─── Data supplied
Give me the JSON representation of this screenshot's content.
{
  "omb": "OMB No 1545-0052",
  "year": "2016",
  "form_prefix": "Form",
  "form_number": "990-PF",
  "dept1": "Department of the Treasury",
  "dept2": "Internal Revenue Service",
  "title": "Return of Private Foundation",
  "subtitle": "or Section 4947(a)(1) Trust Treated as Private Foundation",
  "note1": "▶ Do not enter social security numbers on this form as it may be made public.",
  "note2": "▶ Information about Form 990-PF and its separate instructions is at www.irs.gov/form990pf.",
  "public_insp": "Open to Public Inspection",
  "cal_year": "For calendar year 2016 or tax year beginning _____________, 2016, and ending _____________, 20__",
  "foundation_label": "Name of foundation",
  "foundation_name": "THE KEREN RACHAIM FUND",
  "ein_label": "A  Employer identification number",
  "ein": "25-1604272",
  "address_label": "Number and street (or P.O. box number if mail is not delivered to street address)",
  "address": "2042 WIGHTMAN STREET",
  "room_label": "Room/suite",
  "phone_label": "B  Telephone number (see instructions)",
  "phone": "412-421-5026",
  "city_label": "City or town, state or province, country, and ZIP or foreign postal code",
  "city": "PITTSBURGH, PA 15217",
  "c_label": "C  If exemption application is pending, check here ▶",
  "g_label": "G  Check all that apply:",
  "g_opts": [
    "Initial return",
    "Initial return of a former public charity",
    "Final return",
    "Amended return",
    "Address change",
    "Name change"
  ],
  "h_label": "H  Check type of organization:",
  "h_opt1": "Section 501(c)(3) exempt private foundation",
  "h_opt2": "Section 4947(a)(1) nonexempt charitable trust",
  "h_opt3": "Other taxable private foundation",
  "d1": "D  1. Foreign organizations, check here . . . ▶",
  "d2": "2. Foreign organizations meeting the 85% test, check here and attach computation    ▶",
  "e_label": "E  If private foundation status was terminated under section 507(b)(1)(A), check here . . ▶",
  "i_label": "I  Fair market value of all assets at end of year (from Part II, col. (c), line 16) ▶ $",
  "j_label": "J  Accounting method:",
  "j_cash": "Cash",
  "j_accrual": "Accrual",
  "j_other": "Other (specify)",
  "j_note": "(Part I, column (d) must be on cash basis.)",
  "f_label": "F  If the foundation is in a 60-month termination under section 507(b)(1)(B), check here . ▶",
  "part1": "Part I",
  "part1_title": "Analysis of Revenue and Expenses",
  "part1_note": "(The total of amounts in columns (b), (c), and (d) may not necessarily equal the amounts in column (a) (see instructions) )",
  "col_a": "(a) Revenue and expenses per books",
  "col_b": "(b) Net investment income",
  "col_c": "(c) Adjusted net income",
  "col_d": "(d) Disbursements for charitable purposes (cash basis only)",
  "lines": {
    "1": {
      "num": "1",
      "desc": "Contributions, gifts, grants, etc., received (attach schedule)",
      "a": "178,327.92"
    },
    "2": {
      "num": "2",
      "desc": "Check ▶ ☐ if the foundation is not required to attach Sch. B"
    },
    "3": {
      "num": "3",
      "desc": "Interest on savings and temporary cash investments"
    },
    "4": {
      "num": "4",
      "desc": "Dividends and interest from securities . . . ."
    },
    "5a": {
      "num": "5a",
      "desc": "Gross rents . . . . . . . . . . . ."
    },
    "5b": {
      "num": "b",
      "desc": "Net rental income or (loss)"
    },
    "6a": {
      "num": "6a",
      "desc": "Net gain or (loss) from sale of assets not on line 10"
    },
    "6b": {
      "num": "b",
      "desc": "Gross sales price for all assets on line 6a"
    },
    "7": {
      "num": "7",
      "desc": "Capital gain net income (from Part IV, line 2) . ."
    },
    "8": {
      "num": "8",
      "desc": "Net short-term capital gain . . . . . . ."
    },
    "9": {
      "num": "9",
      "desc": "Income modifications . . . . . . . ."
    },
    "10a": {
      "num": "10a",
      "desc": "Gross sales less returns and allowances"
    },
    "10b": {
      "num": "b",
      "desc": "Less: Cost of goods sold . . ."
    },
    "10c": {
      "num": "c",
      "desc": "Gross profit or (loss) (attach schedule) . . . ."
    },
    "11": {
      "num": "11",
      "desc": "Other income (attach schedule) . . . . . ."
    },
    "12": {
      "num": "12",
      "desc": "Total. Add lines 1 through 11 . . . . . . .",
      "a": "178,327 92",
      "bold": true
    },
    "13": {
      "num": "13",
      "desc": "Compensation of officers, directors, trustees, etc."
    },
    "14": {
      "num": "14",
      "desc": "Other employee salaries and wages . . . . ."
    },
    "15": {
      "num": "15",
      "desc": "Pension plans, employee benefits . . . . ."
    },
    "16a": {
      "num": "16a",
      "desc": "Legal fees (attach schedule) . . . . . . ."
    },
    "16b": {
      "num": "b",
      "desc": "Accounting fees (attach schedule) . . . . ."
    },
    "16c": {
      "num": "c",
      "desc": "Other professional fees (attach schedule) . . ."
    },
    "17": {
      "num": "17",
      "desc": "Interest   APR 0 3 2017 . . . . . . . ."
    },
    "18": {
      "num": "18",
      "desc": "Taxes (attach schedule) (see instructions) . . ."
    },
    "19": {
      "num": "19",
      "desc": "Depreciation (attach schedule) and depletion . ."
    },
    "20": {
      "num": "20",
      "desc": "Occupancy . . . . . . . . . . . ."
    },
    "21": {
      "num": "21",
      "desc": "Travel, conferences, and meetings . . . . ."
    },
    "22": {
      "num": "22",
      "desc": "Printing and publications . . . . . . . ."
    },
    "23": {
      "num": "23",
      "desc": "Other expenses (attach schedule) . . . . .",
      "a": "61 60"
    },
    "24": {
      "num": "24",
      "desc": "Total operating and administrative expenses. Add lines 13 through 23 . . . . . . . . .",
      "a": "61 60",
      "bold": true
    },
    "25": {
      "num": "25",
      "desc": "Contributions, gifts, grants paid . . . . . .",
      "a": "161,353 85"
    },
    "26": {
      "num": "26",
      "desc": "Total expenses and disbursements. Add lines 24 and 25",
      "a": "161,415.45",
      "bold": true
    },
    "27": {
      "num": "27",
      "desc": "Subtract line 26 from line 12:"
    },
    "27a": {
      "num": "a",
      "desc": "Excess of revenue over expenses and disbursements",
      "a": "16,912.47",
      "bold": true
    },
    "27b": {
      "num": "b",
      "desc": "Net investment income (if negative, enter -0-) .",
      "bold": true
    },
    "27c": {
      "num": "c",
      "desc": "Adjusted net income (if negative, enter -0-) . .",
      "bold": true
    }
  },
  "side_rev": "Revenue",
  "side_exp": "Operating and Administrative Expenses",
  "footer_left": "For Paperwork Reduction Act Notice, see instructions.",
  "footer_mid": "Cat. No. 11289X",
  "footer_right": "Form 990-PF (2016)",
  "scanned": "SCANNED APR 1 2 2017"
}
──────
Problem = Reproduce every line above without error.

Expected answer =
Give me the JSON representation of this screenshot's content.
{
  "omb": "OMB No 1545-0052",
  "year": "2016",
  "form_prefix": "Form",
  "form_number": "990-PF",
  "dept1": "Department of the Treasury",
  "dept2": "Internal Revenue Service",
  "title": "Return of Private Foundation",
  "subtitle": "or Section 4947(a)(1) Trust Treated as Private Foundation",
  "note1": "▶ Do not enter social security numbers on this form as it may be made public.",
  "note2": "▶ Information about Form 990-PF and its separate instructions is at www.irs.gov/form990pf.",
  "public_insp": "Open to Public Inspection",
  "cal_year": "For calendar year 2016 or tax year beginning _____________, 2016, and ending _____________, 20__",
  "foundation_label": "Name of foundation",
  "foundation_name": "THE KEREN RACHAIM FUND",
  "ein_label": "A  Employer identification number",
  "ein": "25-1604272",
  "address_label": "Number and street (or P.O. box number if mail is not delivered to street address)",
  "address": "2042 WIGHTMAN STREET",
  "room_label": "Room/suite",
  "phone_label": "B  Telephone number (see instructions)",
  "phone": "412-421-5026",
  "city_label": "City or town, state or province, country, and ZIP or foreign postal code",
  "city": "PITTSBURGH, PA 15217",
  "c_label": "C  If exemption application is pending, check here ▶",
  "g_label": "G  Check all that apply:",
  "g_opts": [
    "Initial return",
    "Initial return of a former public charity",
    "Final return",
    "Amended return",
    "Address change",
    "Name change"
  ],
  "h_label": "H  Check type of organization:",
  "h_opt1": "Section 501(c)(3) exempt private foundation",
  "h_opt2": "Section 4947(a)(1) nonexempt charitable trust",
  "h_opt3": "Other taxable private foundation",
  "d1": "D  1. Foreign organizations, check here . . . ▶",
  "d2": "2. Foreign organizations meeting the 85% test, check here and attach computation    ▶",
  "e_label": "E  If private foundation status was terminated under section 507(b)(1)(A), check here . . ▶",
  "i_label": "I  Fair market value of all assets at end of year (from Part II, col. (c), line 16) ▶ $",
  "j_label": "J  Accounting method:",
  "j_cash": "Cash",
  "j_accrual": "Accrual",
  "j_other": "Other (specify)",
  "j_note": "(Part I, column (d) must be on cash basis.)",
  "f_label": "F  If the foundation is in a 60-month termination under section 507(b)(1)(B), check here . ▶",
  "part1": "Part I",
  "part1_title": "Analysis of Revenue and Expenses",
  "part1_note": "(The total of amounts in columns (b), (c), and (d) may not necessarily equal the amounts in column (a) (see instructions) )",
  "col_a": "(a) Revenue and expenses per books",
  "col_b": "(b) Net investment income",
  "col_c": "(c) Adjusted net income",
  "col_d": "(d) Disbursements for charitable purposes (cash basis only)",
  "lines": {
    "1": {
      "num": "1",
      "desc": "Contributions, gifts, grants, etc., received (attach schedule)",
      "a": "178,327.92"
    },
    "2": {
      "num": "2",
      "desc": "Check ▶ ☐ if the foundation is not required to attach Sch. B"
    },
    "3": {
      "num": "3",
      "desc": "Interest on savings and temporary cash investments"
    },
    "4": {
      "num": "4",
      "desc": "Dividends and interest from securities . . . ."
    },
    "5a": {
      "num": "5a",
      "desc": "Gross rents . . . . . . . . . . . ."
    },
    "5b": {
      "num": "b",
      "desc": "Net rental income or (loss)"
    },
    "6a": {
      "num": "6a",
      "desc": "Net gain or (loss) from sale of assets not on line 10"
    },
    "6b": {
      "num": "b",
      "desc": "Gross sales price for all assets on line 6a"
    },
    "7": {
      "num": "7",
      "desc": "Capital gain net income (from Part IV, line 2) . ."
    },
    "8": {
      "num": "8",
      "desc": "Net short-term capital gain . . . . . . ."
    },
    "9": {
      "num": "9",
      "desc": "Income modifications . . . . . . . ."
    },
    "10a": {
      "num": "10a",
      "desc": "Gross sales less returns and allowances"
    },
    "10b": {
      "num": "b",
      "desc": "Less: Cost of goods sold . . ."
    },
    "10c": {
      "num": "c",
      "desc": "Gross profit or (loss) (attach schedule) . . . ."
    },
    "11": {
      "num": "11",
      "desc": "Other income (attach schedule) . . . . . ."
    },
    "12": {
      "num": "12",
      "desc": "Total. Add lines 1 through 11 . . . . . . .",
      "a": "178,327 92",
      "bold": true
    },
    "13": {
      "num": "13",
      "desc": "Compensation of officers, directors, trustees, etc."
    },
    "14": {
      "num": "14",
      "desc": "Other employee salaries and wages . . . . ."
    },
    "15": {
      "num": "15",
      "desc": "Pension plans, employee benefits . . . . ."
    },
    "16a": {
      "num": "16a",
      "desc": "Legal fees (attach schedule) . . . . . . ."
    },
    "16b": {
      "num": "b",
      "desc": "Accounting fees (attach schedule) . . . . ."
    },
    "16c": {
      "num": "c",
      "desc": "Other professional fees (attach schedule) . . ."
    },
    "17": {
      "num": "17",
      "desc": "Interest   APR 0 3 2017 . . . . . . . ."
    },
    "18": {
      "num": "18",
      "desc": "Taxes (attach schedule) (see instructions) . . ."
    },
    "19": {
      "num": "19",
      "desc": "Depreciation (attach schedule) and depletion . ."
    },
    "20": {
      "num": "20",
      "desc": "Occupancy . . . . . . . . . . . ."
    },
    "21": {
      "num": "21",
      "desc": "Travel, conferences, and meetings . . . . ."
    },
    "22": {
      "num": "22",
      "desc": "Printing and publications . . . . . . . ."
    },
    "23": {
      "num": "23",
      "desc": "Other expenses (attach schedule) . . . . .",
      "a": "61 60"
    },
    "24": {
      "num": "24",
      "desc": "Total operating and administrative expenses. Add lines 13 through 23 . . . . . . . . .",
      "a": "61 60",
      "bold": true
    },
    "25": {
      "num": "25",
      "desc": "Contributions, gifts, grants paid . . . . . .",
      "a": "161,353 85"
    },
    "26": {
      "num": "26",
      "desc": "Total expenses and disbursements. Add lines 24 and 25",
      "a": "161,415.45",
      "bold": true
    },
    "27": {
      "num": "27",
      "desc": "Subtract line 26 from line 12:"
    },
    "27a": {
      "num": "a",
      "desc": "Excess of revenue over expenses and disbursements",
      "a": "16,912.47",
      "bold": true
    },
    "27b": {
      "num": "b",
      "desc": "Net investment income (if negative, enter -0-) .",
      "bold": true
    },
    "27c": {
      "num": "c",
      "desc": "Adjusted net income (if negative, enter -0-) . .",
      "bold": true
    }
  },
  "side_rev": "Revenue",
  "side_exp": "Operating and Administrative Expenses",
  "footer_left": "For Paperwork Reduction Act Notice, see instructions.",
  "footer_mid": "Cat. No. 11289X",
  "footer_right": "Form 990-PF (2016)",
  "scanned": "SCANNED APR 1 2 2017"
}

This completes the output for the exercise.